#### [REQUIRED TASK]
Copy out all of the data below with no alterations.

#### [RECORDS SHOWN]
____

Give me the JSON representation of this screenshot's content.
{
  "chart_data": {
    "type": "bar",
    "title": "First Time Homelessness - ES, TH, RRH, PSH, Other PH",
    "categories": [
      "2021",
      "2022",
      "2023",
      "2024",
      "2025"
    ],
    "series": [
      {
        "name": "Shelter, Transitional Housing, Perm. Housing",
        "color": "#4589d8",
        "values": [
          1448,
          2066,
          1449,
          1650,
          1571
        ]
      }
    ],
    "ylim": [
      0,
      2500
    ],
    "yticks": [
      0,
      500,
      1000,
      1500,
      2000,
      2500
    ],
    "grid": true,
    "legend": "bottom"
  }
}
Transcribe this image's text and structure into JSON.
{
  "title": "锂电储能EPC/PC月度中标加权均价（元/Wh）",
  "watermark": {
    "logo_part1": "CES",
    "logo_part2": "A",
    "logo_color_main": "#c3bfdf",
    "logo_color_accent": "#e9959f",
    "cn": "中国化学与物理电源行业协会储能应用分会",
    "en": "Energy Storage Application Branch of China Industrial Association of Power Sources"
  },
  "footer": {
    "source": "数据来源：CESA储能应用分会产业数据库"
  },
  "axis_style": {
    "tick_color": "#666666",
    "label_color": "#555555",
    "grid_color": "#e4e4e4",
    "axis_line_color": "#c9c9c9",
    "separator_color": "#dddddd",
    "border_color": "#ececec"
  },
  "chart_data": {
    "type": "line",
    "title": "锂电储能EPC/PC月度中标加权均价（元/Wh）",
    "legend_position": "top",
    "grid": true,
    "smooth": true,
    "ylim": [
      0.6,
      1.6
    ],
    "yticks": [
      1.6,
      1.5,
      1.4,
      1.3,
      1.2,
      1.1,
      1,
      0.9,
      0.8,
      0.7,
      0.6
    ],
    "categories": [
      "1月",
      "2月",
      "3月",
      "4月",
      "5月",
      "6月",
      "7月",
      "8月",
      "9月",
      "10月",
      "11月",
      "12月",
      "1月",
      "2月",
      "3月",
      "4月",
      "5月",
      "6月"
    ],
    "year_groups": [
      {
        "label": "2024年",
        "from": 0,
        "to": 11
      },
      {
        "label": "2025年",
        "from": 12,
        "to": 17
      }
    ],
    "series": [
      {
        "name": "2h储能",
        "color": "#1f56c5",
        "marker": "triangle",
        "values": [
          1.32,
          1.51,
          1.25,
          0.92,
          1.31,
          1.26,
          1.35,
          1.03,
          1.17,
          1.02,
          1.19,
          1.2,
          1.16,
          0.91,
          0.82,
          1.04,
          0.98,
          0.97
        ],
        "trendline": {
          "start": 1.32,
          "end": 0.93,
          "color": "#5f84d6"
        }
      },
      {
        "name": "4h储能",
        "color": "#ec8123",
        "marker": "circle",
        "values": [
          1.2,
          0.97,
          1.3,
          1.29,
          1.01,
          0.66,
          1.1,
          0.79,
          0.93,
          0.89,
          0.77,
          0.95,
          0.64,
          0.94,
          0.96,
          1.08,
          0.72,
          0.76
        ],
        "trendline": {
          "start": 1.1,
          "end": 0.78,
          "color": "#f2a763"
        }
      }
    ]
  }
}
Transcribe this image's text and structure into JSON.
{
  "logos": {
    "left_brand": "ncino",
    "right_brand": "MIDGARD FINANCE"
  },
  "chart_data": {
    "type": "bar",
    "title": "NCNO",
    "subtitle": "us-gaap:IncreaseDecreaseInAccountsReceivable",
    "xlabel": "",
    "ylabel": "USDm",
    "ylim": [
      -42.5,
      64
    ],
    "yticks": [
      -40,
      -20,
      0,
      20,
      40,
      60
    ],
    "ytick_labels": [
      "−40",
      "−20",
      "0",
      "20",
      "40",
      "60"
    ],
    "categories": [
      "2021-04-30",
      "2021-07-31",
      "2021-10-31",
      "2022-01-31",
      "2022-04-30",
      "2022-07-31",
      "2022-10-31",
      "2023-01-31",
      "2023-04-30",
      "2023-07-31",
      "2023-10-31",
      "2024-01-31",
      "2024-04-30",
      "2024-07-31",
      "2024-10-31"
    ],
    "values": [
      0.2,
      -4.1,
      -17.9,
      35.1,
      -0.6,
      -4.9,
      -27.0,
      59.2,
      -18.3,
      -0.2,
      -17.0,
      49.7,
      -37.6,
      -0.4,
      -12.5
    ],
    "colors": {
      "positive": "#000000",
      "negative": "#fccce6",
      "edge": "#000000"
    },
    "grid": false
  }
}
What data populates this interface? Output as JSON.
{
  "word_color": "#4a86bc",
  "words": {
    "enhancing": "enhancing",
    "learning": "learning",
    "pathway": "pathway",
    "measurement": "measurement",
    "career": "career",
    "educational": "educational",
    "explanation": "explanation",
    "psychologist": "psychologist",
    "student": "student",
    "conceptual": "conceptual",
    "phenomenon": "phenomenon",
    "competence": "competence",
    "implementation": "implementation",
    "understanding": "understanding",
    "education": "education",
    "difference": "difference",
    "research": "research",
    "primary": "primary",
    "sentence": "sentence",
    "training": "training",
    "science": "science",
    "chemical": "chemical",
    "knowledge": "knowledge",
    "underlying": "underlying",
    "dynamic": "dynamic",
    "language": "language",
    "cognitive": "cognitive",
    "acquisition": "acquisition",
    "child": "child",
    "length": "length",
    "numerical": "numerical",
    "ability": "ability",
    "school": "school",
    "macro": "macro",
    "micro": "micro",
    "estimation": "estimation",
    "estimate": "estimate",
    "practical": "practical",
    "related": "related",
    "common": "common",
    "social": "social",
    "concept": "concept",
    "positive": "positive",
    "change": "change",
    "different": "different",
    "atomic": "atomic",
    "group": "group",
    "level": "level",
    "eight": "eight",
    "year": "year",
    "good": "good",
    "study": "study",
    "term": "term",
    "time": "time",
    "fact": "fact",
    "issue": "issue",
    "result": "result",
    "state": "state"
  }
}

____

#### [ANSWER TO THIS PROBLEM]
Give me the JSON representation of this screenshot's content.
{
  "chart_data": {
    "type": "bar",
    "title": "First Time Homelessness - ES, TH, RRH, PSH, Other PH",
    "categories": [
      "2021",
      "2022",
      "2023",
      "2024",
      "2025"
    ],
    "series": [
      {
        "name": "Shelter, Transitional Housing, Perm. Housing",
        "color": "#4589d8",
        "values": [
          1448,
          2066,
          1449,
          1650,
          1571
        ]
      }
    ],
    "ylim": [
      0,
      2500
    ],
    "yticks": [
      0,
      500,
      1000,
      1500,
      2000,
      2500
    ],
    "grid": true,
    "legend": "bottom"
  }
}
Transcribe this image's text and structure into JSON.
{
  "title": "锂电储能EPC/PC月度中标加权均价（元/Wh）",
  "watermark": {
    "logo_part1": "CES",
    "logo_part2": "A",
    "logo_color_main": "#c3bfdf",
    "logo_color_accent": "#e9959f",
    "cn": "中国化学与物理电源行业协会储能应用分会",
    "en": "Energy Storage Application Branch of China Industrial Association of Power Sources"
  },
  "footer": {
    "source": "数据来源：CESA储能应用分会产业数据库"
  },
  "axis_style": {
    "tick_color": "#666666",
    "label_color": "#555555",
    "grid_color": "#e4e4e4",
    "axis_line_color": "#c9c9c9",
    "separator_color": "#dddddd",
    "border_color": "#ececec"
  },
  "chart_data": {
    "type": "line",
    "title": "锂电储能EPC/PC月度中标加权均价（元/Wh）",
    "legend_position": "top",
    "grid": true,
    "smooth": true,
    "ylim": [
      0.6,
      1.6
    ],
    "yticks": [
      1.6,
      1.5,
      1.4,
      1.3,
      1.2,
      1.1,
      1,
      0.9,
      0.8,
      0.7,
      0.6
    ],
    "categories": [
      "1月",
      "2月",
      "3月",
      "4月",
      "5月",
      "6月",
      "7月",
      "8月",
      "9月",
      "10月",
      "11月",
      "12月",
      "1月",
      "2月",
      "3月",
      "4月",
      "5月",
      "6月"
    ],
    "year_groups": [
      {
        "label": "2024年",
        "from": 0,
        "to": 11
      },
      {
        "label": "2025年",
        "from": 12,
        "to": 17
      }
    ],
    "series": [
      {
        "name": "2h储能",
        "color": "#1f56c5",
        "marker": "triangle",
        "values": [
          1.32,
          1.51,
          1.25,
          0.92,
          1.31,
          1.26,
          1.35,
          1.03,
          1.17,
          1.02,
          1.19,
          1.2,
          1.16,
          0.91,
          0.82,
          1.04,
          0.98,
          0.97
        ],
        "trendline": {
          "start": 1.32,
          "end": 0.93,
          "color": "#5f84d6"
        }
      },
      {
        "name": "4h储能",
        "color": "#ec8123",
        "marker": "circle",
        "values": [
          1.2,
          0.97,
          1.3,
          1.29,
          1.01,
          0.66,
          1.1,
          0.79,
          0.93,
          0.89,
          0.77,
          0.95,
          0.64,
          0.94,
          0.96,
          1.08,
          0.72,
          0.76
        ],
        "trendline": {
          "start": 1.1,
          "end": 0.78,
          "color": "#f2a763"
        }
      }
    ]
  }
}
Transcribe this image's text and structure into JSON.
{
  "logos": {
    "left_brand": "ncino",
    "right_brand": "MIDGARD FINANCE"
  },
  "chart_data": {
    "type": "bar",
    "title": "NCNO",
    "subtitle": "us-gaap:IncreaseDecreaseInAccountsReceivable",
    "xlabel": "",
    "ylabel": "USDm",
    "ylim": [
      -42.5,
      64
    ],
    "yticks": [
      -40,
      -20,
      0,
      20,
      40,
      60
    ],
    "ytick_labels": [
      "−40",
      "−20",
      "0",
      "20",
      "40",
      "60"
    ],
    "categories": [
      "2021-04-30",
      "2021-07-31",
      "2021-10-31",
      "2022-01-31",
      "2022-04-30",
      "2022-07-31",
      "2022-10-31",
      "2023-01-31",
      "2023-04-30",
      "2023-07-31",
      "2023-10-31",
      "2024-01-31",
      "2024-04-30",
      "2024-07-31",
      "2024-10-31"
    ],
    "values": [
      0.2,
      -4.1,
      -17.9,
      35.1,
      -0.6,
      -4.9,
      -27.0,
      59.2,
      -18.3,
      -0.2,
      -17.0,
      49.7,
      -37.6,
      -0.4,
      -12.5
    ],
    "colors": {
      "positive": "#000000",
      "negative": "#fccce6",
      "edge": "#000000"
    },
    "grid": false
  }
}
What data populates this interface? Output as JSON.
{
  "word_color": "#4a86bc",
  "words": {
    "enhancing": "enhancing",
    "learning": "learning",
    "pathway": "pathway",
    "measurement": "measurement",
    "career": "career",
    "educational": "educational",
    "explanation": "explanation",
    "psychologist": "psychologist",
    "student": "student",
    "conceptual": "conceptual",
    "phenomenon": "phenomenon",
    "competence": "competence",
    "implementation": "implementation",
    "understanding": "understanding",
    "education": "education",
    "difference": "difference",
    "research": "research",
    "primary": "primary",
    "sentence": "sentence",
    "training": "training",
    "science": "science",
    "chemical": "chemical",
    "knowledge": "knowledge",
    "underlying": "underlying",
    "dynamic": "dynamic",
    "language": "language",
    "cognitive": "cognitive",
    "acquisition": "acquisition",
    "child": "child",
    "length": "length",
    "numerical": "numerical",
    "ability": "ability",
    "school": "school",
    "macro": "macro",
    "micro": "micro",
    "estimation": "estimation",
    "estimate": "estimate",
    "practical": "practical",
    "related": "related",
    "common": "common",
    "social": "social",
    "concept": "concept",
    "positive": "positive",
    "change": "change",
    "different": "different",
    "atomic": "atomic",
    "group": "group",
    "level": "level",
    "eight": "eight",
    "year": "year",
    "good": "good",
    "study": "study",
    "term": "term",
    "time": "time",
    "fact": "fact",
    "issue": "issue",
    "result": "result",
    "state": "state"
  }
}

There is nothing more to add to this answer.